- **MATERIAL FOR THIS EXERCISE**:

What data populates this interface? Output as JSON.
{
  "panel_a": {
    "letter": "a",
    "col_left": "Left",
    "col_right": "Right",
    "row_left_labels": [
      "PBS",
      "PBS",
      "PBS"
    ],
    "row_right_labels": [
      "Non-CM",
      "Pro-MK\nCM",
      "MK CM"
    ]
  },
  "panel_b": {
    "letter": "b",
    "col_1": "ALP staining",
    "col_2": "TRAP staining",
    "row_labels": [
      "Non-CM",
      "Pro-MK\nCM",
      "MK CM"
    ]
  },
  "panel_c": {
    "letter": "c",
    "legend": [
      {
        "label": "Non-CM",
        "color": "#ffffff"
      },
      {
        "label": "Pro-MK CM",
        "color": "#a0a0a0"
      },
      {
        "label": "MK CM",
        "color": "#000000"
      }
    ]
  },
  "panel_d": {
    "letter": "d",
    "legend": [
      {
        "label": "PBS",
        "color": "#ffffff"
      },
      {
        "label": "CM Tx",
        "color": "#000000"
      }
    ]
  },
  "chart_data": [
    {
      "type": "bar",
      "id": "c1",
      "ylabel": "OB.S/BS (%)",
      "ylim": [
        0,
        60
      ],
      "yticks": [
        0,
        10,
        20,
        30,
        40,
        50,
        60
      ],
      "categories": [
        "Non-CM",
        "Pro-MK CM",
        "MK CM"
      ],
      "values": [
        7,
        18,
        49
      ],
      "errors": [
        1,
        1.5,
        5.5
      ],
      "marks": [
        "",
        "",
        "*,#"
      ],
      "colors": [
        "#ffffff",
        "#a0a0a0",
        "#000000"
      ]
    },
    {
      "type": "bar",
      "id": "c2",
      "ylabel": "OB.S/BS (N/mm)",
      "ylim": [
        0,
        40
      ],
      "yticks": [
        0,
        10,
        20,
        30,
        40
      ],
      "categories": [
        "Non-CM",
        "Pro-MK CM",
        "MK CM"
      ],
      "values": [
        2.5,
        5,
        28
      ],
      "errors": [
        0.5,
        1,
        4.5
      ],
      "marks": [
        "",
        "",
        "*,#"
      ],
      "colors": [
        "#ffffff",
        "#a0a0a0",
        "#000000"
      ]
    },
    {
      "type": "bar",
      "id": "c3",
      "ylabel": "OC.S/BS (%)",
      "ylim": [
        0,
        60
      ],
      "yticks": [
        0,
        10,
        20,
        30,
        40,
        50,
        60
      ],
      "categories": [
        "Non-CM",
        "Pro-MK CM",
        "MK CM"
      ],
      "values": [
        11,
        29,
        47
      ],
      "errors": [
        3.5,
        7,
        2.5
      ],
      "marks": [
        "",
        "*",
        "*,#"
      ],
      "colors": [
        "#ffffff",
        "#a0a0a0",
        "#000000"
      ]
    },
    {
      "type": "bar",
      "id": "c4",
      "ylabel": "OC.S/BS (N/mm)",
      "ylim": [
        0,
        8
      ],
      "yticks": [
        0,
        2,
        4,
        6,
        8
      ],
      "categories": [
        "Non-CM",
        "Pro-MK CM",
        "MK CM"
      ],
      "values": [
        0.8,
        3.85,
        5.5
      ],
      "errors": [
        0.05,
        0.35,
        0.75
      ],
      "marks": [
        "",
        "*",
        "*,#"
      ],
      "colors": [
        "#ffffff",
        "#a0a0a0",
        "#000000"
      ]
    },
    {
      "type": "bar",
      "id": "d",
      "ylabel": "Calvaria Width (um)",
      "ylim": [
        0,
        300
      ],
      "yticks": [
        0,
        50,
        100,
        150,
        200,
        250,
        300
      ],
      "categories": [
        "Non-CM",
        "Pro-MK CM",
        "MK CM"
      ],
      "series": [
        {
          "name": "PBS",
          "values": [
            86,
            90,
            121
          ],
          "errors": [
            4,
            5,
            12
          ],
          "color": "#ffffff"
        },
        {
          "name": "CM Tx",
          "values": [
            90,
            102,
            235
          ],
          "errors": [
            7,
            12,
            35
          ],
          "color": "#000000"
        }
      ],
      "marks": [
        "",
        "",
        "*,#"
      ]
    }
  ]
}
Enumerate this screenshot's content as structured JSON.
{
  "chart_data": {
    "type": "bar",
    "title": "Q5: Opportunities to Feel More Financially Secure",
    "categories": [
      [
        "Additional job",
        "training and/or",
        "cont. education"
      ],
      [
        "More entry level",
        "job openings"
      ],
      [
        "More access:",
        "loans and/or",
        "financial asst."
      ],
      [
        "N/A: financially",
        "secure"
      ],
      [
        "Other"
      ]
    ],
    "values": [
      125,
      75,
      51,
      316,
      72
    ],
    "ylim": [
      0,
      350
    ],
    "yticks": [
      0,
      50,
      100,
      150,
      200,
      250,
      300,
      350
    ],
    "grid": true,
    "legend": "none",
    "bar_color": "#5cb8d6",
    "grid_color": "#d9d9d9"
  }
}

- **SHORT TASK**: Find how many lines of the entries contain "JSON". Respond with the number only.

- **RESPONSE FOR THIS EXERCISE**: 2